• _Assigned task_
Looking through the data, please report how many lines contain the string "Exod", giving nothing but the number.

• _Available data_
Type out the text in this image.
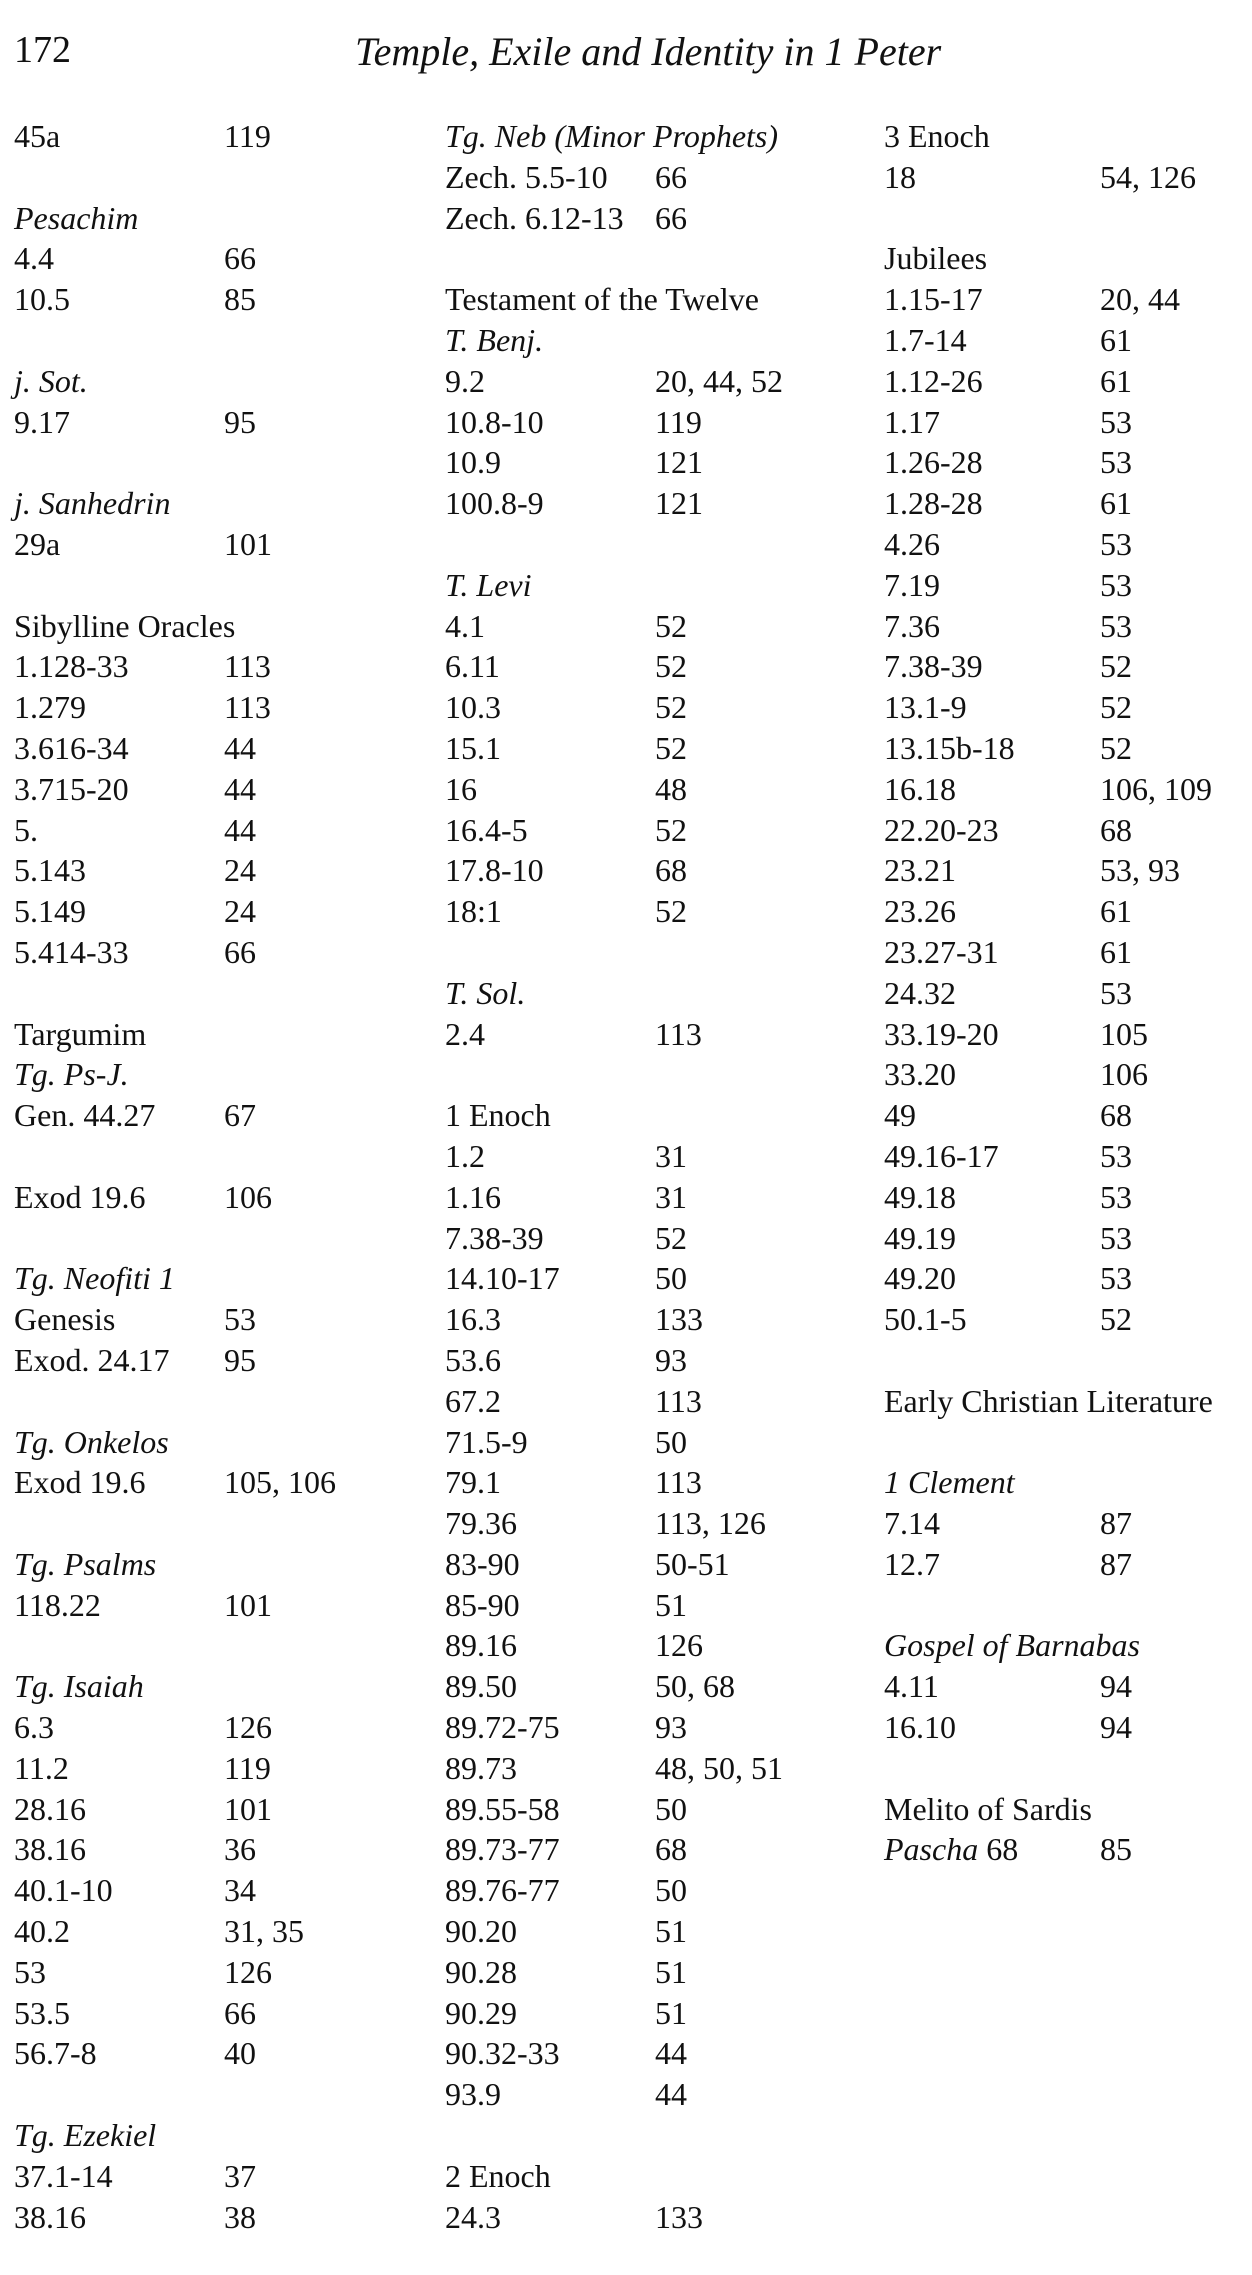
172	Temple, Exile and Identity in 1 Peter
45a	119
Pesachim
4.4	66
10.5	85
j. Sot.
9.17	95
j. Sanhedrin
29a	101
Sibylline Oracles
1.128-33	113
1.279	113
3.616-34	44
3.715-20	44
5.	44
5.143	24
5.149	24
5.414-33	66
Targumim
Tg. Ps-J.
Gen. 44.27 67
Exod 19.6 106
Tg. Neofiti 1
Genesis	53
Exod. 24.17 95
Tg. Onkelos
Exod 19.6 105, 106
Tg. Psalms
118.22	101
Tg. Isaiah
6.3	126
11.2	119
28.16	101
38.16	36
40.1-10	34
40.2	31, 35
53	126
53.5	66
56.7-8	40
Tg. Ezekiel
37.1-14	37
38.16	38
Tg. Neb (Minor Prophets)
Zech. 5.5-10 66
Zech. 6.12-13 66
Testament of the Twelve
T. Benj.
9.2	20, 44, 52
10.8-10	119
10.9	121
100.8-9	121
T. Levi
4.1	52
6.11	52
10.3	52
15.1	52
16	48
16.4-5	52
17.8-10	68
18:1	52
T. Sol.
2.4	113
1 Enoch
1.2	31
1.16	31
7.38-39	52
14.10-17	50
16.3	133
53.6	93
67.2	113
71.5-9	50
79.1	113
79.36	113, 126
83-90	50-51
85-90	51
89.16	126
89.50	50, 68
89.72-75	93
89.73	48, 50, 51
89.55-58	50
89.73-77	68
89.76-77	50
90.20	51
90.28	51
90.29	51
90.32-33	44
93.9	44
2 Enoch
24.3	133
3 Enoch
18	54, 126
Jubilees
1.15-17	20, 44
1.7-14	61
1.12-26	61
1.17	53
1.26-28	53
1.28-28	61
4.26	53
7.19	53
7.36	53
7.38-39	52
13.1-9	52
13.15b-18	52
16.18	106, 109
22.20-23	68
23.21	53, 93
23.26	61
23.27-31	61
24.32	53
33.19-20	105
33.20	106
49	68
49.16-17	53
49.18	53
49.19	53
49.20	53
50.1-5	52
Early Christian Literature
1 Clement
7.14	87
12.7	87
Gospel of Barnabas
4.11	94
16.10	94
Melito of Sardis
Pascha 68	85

• _Answer to this problem_
3